Data extracted from a collection
* * * *

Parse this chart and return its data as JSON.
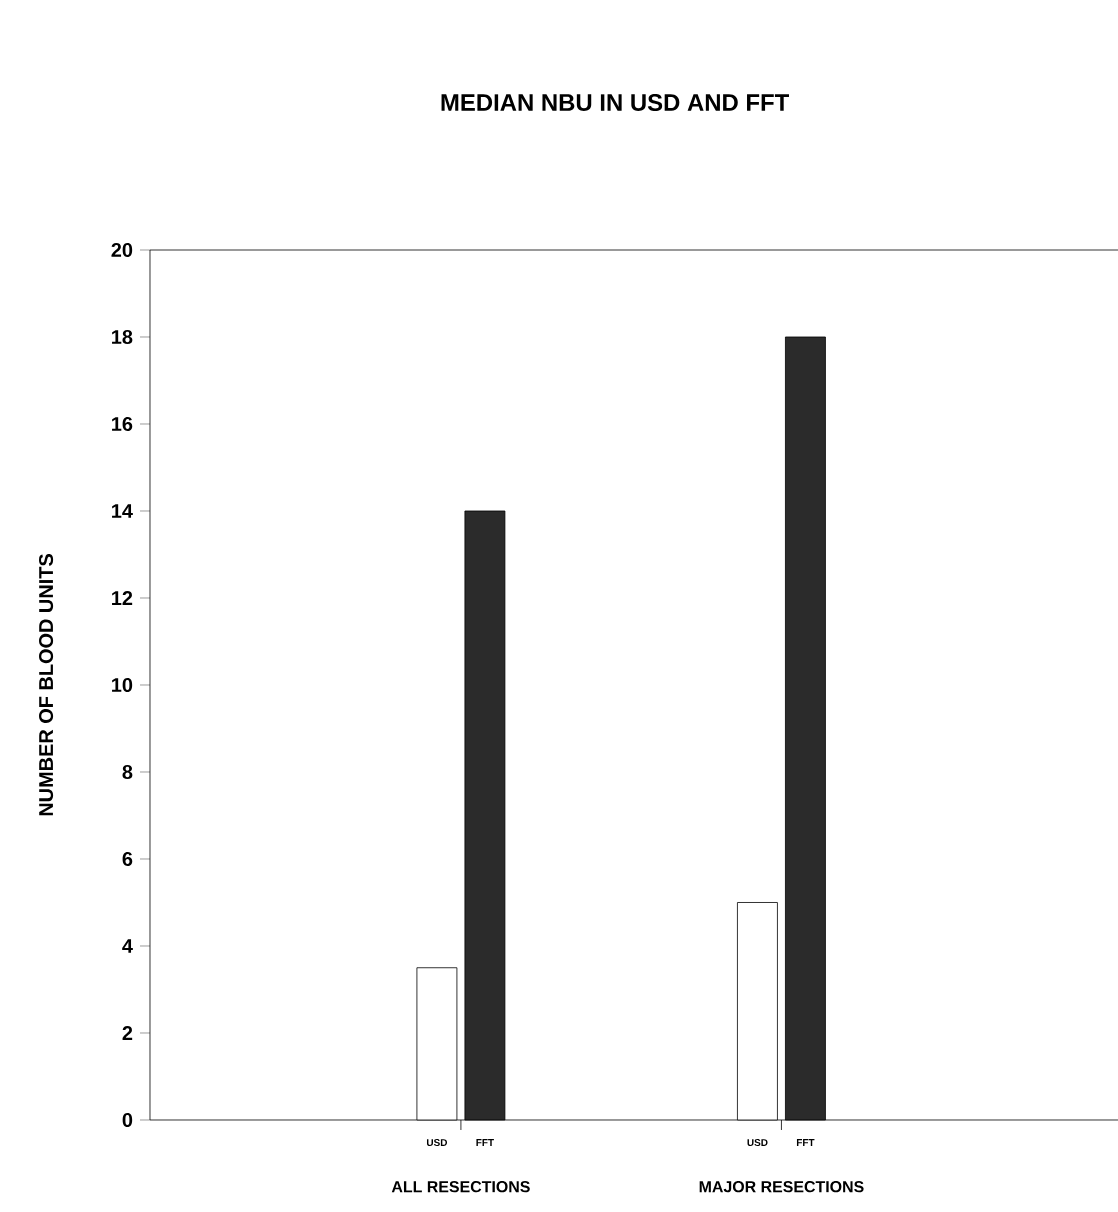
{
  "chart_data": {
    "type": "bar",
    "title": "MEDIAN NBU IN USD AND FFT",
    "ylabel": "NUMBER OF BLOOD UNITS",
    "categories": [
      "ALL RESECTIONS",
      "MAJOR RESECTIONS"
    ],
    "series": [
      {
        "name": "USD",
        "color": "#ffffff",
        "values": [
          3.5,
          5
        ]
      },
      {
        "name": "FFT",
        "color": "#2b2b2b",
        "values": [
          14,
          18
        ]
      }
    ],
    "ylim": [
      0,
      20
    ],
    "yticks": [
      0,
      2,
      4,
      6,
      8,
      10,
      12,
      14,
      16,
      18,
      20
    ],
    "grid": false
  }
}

* * * *

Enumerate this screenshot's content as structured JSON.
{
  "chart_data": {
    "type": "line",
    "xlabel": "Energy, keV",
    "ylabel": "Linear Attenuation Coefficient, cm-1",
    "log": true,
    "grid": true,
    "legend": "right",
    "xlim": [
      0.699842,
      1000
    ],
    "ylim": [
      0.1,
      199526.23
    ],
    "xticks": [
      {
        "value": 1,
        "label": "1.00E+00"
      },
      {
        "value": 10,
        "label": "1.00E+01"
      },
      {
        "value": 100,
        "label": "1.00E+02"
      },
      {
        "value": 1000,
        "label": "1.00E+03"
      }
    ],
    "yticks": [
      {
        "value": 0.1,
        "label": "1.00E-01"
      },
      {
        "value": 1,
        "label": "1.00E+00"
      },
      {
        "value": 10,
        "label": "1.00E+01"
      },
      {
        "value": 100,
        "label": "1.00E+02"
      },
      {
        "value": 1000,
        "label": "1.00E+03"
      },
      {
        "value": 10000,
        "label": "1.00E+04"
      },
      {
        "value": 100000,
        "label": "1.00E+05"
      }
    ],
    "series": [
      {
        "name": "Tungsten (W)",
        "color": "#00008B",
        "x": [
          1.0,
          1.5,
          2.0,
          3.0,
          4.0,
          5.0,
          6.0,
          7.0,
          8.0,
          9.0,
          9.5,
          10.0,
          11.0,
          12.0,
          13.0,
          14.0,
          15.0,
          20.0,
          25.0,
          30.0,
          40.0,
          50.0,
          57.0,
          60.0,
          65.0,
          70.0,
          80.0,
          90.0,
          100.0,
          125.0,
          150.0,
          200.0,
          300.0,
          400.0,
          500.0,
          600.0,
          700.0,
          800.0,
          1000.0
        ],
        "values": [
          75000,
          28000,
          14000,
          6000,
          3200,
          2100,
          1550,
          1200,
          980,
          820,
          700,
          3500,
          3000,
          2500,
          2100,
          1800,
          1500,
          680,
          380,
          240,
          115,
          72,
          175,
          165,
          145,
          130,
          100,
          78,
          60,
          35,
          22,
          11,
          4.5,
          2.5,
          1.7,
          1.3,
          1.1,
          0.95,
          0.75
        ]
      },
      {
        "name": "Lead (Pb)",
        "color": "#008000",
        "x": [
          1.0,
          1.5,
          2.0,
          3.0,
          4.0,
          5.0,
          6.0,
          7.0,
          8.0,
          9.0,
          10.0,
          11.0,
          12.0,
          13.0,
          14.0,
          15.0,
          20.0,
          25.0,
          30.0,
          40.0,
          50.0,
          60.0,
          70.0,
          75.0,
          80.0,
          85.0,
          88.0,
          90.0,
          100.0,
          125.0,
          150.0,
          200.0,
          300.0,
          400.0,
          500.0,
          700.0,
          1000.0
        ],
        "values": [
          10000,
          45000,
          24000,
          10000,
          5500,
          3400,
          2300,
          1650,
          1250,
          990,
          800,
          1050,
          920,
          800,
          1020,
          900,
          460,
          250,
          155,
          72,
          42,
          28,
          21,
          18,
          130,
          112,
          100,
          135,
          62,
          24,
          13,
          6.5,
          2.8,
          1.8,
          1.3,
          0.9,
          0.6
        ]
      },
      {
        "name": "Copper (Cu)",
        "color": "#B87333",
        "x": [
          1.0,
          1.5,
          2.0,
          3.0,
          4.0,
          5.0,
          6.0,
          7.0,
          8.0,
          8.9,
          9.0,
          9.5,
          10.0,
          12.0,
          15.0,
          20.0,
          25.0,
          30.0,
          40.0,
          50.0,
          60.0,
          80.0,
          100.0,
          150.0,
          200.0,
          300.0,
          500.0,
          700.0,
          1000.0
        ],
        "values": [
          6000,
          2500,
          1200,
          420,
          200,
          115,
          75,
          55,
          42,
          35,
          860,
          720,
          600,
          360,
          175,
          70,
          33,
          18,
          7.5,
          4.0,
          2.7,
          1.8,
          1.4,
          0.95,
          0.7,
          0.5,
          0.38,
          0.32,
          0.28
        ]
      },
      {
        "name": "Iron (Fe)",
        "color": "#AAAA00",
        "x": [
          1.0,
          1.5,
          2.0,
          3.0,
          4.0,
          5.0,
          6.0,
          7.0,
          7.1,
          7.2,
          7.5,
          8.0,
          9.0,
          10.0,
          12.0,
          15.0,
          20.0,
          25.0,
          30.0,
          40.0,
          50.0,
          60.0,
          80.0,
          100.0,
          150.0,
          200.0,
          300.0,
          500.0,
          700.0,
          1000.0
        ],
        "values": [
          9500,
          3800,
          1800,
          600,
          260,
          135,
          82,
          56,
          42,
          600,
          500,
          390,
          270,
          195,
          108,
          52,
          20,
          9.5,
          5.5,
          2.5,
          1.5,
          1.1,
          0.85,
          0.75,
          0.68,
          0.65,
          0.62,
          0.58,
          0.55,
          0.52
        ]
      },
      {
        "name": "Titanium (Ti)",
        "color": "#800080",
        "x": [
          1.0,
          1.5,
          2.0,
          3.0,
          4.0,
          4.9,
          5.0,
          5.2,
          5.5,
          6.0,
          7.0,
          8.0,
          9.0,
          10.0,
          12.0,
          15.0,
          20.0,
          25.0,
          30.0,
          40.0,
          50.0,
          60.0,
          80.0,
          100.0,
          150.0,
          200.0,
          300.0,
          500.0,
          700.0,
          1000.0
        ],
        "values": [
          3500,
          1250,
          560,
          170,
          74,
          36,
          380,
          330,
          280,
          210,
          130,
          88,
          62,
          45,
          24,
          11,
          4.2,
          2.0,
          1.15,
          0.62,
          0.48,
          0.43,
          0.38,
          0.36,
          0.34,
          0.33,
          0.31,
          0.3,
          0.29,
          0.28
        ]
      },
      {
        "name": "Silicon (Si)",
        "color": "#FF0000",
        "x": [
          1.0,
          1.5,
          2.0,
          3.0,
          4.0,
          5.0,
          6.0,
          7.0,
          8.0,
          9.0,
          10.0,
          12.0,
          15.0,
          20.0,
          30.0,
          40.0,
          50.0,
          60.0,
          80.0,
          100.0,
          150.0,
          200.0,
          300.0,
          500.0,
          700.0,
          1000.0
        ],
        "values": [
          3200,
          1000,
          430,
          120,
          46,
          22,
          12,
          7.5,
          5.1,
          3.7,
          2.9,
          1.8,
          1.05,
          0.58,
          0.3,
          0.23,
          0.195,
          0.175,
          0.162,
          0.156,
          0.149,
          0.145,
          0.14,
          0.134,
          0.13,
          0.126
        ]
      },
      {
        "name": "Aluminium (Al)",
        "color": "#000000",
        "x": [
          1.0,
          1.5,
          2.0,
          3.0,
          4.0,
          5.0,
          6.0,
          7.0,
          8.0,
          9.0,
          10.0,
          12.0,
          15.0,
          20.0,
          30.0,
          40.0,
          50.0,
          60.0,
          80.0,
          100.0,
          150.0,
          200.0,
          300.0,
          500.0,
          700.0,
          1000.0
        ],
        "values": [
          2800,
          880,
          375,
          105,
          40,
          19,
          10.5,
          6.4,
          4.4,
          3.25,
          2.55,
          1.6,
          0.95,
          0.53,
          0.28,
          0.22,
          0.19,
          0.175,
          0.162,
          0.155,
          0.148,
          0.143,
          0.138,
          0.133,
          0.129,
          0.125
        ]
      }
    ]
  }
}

* * * *

**PROBLEM STATEMENT**
Filter lines by "name" and return each hit.

**ANSWER TO THIS TASK**
        "name": "USD",
        "name": "FFT",
        "name": "Tungsten (W)",
        "name": "Lead (Pb)",
        "name": "Copper (Cu)",
        "name": "Iron (Fe)",
        "name": "Titanium (Ti)",
        "name": "Silicon (Si)",
        "name": "Aluminium (Al)",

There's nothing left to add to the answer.